**Required task**
Extract each line from the entries below that has the string "have" in it.
>> Begin Input data
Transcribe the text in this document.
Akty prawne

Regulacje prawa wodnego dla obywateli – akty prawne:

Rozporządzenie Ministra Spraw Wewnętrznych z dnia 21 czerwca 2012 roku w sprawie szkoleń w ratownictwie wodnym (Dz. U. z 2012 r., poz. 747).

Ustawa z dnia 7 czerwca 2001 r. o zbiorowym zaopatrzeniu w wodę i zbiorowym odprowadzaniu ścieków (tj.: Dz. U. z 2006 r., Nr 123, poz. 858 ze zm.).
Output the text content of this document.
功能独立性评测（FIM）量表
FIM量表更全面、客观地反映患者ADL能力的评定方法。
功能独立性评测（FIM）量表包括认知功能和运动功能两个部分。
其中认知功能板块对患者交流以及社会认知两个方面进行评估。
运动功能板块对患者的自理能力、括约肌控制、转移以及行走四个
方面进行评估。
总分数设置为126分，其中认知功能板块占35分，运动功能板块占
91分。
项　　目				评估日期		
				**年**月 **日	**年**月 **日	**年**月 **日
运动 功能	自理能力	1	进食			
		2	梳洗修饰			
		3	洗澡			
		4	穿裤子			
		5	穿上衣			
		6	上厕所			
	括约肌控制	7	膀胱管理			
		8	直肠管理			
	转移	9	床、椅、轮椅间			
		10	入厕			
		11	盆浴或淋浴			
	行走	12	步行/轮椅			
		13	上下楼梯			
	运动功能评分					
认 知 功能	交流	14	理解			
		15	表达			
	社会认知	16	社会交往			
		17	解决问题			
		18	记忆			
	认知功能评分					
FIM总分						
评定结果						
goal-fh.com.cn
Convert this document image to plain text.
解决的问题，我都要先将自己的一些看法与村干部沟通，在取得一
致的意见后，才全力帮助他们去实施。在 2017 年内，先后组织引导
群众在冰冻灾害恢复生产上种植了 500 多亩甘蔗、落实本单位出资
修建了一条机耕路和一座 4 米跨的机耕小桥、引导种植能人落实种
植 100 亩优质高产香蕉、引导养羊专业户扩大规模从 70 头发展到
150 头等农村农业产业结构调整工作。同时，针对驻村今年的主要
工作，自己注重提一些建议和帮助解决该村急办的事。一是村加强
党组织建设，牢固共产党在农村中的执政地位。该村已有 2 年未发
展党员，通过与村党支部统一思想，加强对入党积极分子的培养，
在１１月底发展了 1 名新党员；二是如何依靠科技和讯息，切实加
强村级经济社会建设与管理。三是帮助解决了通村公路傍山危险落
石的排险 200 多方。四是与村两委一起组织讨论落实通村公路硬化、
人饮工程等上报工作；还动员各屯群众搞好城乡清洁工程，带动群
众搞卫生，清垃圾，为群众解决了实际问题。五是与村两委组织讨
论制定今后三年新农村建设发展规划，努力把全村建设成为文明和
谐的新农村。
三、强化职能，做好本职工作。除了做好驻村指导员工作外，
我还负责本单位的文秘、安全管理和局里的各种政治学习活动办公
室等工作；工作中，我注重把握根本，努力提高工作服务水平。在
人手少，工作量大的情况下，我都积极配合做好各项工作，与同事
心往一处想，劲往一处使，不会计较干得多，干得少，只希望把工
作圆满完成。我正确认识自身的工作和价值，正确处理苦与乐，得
>> End Input data
>> Begin Input data
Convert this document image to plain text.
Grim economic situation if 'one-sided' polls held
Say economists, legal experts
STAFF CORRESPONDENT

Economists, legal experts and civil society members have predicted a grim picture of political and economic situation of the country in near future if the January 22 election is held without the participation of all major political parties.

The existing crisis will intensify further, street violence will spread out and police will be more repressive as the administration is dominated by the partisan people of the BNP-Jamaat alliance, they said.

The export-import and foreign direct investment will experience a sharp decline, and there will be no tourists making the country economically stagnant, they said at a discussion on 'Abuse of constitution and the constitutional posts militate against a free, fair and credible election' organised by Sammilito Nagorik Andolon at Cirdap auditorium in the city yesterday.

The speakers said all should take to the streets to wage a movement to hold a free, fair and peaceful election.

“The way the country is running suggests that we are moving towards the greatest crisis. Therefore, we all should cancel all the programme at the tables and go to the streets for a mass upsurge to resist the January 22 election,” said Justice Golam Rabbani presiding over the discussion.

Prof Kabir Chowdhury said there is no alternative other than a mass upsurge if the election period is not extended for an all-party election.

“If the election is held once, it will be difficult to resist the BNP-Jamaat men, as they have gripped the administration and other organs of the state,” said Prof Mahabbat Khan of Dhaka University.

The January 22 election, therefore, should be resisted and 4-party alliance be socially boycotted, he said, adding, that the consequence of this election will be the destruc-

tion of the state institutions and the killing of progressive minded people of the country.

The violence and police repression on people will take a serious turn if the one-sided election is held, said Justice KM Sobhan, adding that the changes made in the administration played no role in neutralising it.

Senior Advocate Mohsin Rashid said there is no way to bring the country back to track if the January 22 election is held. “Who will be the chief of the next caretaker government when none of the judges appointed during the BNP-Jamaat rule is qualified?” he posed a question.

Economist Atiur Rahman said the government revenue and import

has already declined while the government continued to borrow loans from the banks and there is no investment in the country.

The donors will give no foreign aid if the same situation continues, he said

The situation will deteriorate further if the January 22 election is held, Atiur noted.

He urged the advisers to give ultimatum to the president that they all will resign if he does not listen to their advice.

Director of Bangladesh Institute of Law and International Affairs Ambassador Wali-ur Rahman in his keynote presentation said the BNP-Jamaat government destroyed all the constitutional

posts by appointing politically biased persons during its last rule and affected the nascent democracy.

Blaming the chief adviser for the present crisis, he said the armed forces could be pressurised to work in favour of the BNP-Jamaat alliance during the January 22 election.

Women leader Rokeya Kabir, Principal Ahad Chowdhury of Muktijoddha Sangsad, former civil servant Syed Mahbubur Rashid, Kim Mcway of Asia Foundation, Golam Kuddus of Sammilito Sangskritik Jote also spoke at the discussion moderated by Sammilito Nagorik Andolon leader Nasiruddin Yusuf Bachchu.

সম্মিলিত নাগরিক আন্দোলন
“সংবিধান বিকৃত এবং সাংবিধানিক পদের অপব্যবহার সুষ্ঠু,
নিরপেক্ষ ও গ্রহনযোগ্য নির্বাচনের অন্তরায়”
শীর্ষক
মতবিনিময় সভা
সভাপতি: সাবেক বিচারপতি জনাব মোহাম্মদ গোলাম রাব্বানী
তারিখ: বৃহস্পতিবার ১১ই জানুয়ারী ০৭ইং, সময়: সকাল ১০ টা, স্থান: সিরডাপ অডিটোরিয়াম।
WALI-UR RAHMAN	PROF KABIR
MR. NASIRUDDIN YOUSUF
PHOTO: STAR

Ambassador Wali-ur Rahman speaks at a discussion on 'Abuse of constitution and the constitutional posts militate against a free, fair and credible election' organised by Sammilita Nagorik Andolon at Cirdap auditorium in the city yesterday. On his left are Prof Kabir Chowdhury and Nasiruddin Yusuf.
>> End Input data
**Reply**
Economists, legal experts and civil society members have predicted a grim picture of political and economic situation of the country in near future if the January 22 election is held without the participation of all major political parties.
“If the election is held once, it will be difficult to resist the BNP-Jamaat men, as they have gripped the administration and other organs of the state,” said Prof Mahabbat Khan of Dhaka University.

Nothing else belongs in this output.